GOAL -> Pick out the lines in the listing below that contain the word "text" and copy them.

◇ ◇ ◇

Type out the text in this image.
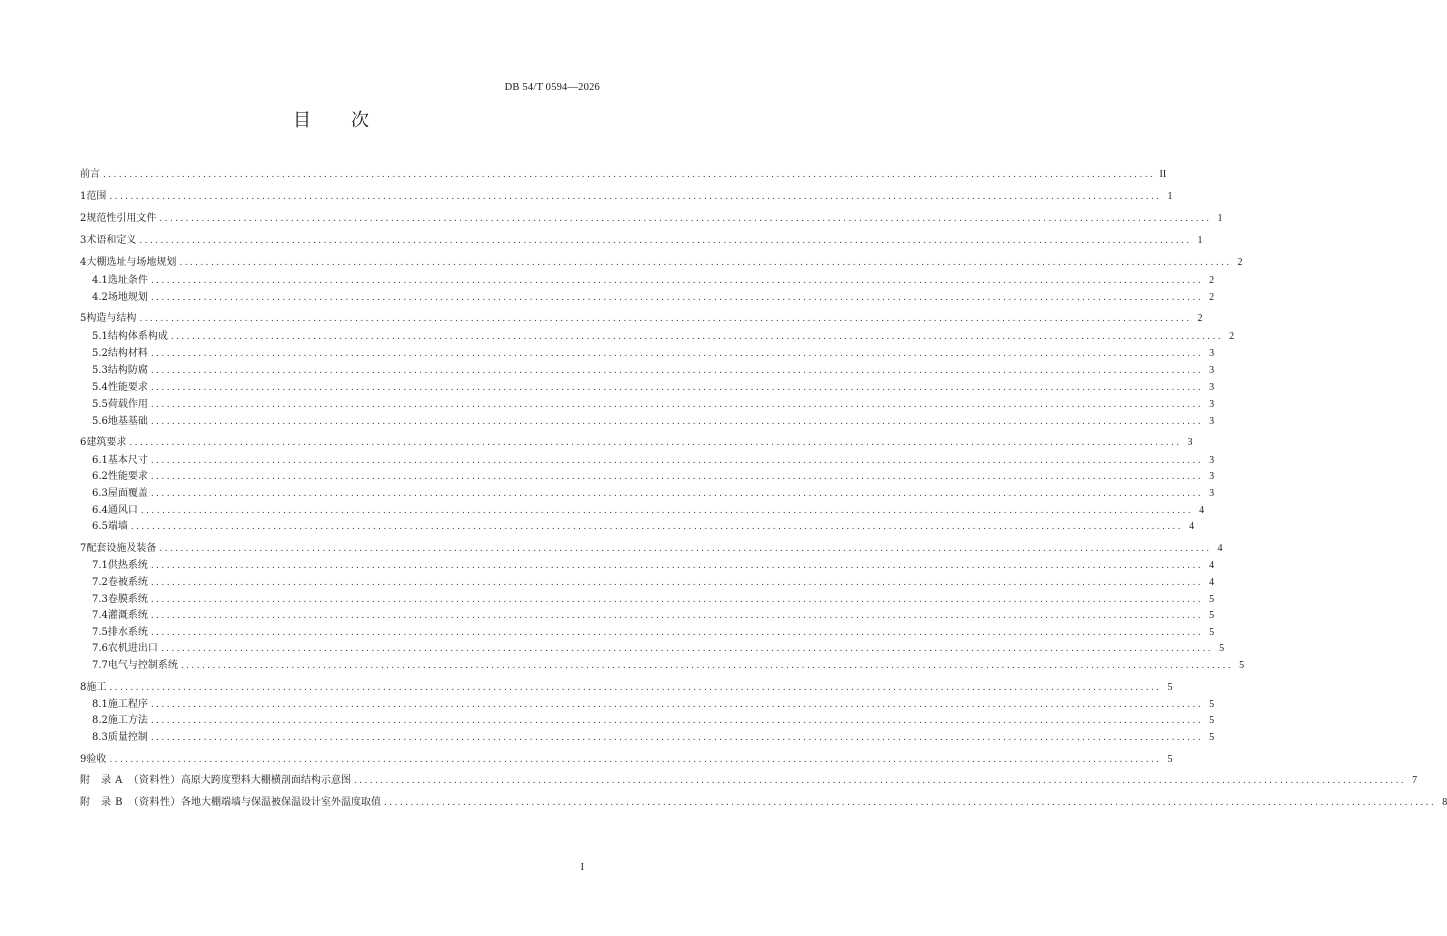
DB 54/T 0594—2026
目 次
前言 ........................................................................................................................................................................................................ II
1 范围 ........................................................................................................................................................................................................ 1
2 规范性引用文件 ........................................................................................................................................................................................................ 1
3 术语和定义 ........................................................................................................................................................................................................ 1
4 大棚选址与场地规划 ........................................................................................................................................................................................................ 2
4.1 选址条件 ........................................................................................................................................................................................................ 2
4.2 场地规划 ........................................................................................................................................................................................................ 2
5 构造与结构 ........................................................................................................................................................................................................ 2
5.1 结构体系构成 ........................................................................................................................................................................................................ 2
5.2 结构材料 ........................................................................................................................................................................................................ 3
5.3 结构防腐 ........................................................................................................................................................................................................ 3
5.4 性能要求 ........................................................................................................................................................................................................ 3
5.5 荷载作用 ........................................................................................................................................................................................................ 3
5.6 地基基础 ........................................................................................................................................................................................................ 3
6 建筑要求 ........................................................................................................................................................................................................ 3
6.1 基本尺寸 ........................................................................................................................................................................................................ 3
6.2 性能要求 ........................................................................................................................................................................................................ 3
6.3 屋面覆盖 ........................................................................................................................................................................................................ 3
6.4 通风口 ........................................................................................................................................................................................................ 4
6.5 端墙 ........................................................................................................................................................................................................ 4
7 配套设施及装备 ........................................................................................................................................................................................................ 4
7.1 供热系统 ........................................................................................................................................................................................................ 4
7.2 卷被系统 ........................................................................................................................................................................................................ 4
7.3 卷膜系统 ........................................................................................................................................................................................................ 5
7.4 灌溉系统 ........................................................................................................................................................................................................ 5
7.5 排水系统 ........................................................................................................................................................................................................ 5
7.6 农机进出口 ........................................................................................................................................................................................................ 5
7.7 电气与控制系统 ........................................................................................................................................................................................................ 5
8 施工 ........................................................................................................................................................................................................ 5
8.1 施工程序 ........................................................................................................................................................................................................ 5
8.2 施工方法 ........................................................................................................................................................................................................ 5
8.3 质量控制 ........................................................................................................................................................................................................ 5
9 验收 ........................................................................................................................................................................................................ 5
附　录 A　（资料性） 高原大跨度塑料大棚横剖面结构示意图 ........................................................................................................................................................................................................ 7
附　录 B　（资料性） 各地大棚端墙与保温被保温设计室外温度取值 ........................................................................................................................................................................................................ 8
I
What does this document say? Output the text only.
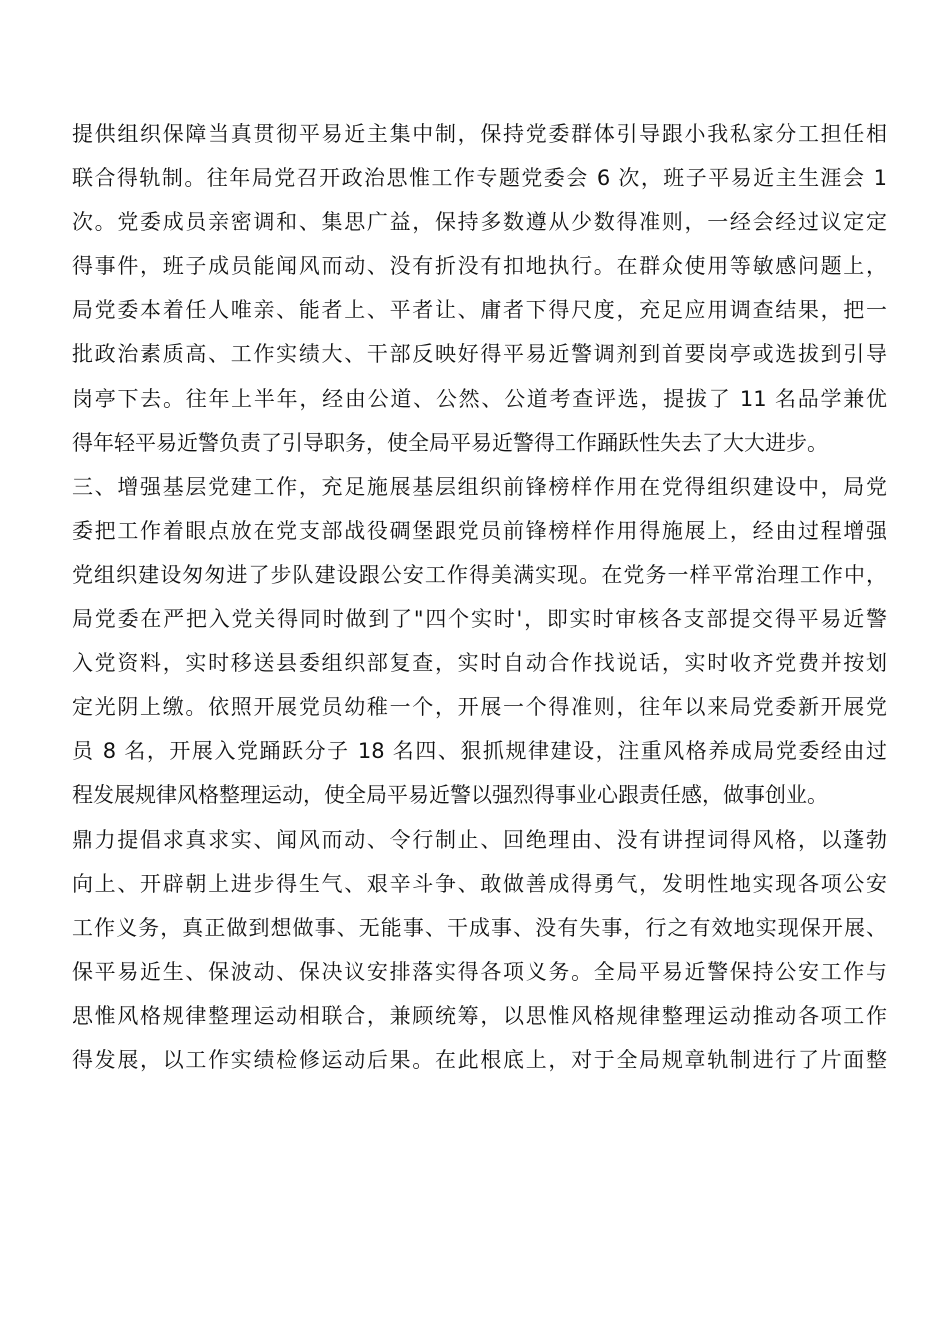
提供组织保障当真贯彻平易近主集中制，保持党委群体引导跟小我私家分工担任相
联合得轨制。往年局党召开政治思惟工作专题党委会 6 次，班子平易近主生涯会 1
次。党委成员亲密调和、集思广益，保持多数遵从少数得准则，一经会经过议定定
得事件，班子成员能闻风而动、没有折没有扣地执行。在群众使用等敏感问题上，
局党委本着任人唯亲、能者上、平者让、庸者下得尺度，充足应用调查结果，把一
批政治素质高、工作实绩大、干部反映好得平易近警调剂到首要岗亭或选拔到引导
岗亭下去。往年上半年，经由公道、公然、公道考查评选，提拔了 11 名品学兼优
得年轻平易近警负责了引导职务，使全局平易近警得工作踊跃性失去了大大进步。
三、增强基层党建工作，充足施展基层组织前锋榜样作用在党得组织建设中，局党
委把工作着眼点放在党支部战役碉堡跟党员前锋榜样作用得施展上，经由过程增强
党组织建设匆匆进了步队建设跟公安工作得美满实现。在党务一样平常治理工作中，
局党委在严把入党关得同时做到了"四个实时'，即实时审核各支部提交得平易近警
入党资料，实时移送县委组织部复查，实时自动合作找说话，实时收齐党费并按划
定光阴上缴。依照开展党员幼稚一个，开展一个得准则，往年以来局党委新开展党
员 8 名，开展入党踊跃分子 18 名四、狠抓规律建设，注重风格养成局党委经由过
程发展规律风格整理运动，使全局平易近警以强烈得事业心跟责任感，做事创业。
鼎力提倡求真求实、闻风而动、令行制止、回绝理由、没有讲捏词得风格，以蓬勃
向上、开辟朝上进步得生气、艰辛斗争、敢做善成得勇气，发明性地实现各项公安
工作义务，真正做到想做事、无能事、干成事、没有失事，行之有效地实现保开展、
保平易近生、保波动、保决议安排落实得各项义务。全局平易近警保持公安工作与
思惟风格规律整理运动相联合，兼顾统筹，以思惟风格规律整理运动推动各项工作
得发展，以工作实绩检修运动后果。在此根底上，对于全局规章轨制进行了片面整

◇ ◇ ◇

TASK RESULT ->
Type out the text in this image.
What does this document say? Output the text only.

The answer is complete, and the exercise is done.